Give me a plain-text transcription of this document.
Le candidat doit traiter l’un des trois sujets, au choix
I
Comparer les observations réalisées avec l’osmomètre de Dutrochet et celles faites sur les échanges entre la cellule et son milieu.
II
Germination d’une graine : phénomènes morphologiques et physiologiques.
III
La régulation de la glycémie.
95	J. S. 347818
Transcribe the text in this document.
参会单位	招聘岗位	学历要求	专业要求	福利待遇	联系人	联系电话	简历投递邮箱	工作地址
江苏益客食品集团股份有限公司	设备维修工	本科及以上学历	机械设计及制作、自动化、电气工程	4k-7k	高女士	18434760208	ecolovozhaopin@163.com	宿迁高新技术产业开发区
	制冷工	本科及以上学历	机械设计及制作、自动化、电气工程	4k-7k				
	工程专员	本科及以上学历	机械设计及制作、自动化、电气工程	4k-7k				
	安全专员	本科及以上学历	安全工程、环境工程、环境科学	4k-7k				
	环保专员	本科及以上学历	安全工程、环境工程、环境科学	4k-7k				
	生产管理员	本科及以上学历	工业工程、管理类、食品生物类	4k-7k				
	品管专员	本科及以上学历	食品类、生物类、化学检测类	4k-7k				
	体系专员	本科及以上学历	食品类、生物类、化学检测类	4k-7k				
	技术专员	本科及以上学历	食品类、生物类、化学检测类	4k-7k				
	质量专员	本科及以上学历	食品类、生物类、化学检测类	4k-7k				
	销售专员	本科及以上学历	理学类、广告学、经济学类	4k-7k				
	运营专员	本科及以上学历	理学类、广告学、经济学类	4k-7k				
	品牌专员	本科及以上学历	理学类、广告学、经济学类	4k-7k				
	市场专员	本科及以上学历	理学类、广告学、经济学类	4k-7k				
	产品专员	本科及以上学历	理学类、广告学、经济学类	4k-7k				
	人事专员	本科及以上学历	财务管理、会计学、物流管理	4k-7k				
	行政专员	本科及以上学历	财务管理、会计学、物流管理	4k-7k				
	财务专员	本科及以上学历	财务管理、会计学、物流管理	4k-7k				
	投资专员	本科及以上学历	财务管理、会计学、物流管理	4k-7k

Your goal
Gather up every line from the listing above in which the word "环境工程" occurs.

Output of the exercise
	安全专员	本科及以上学历	安全工程、环境工程、环境科学	4k-7k				
	环保专员	本科及以上学历	安全工程、环境工程、环境科学	4k-7k				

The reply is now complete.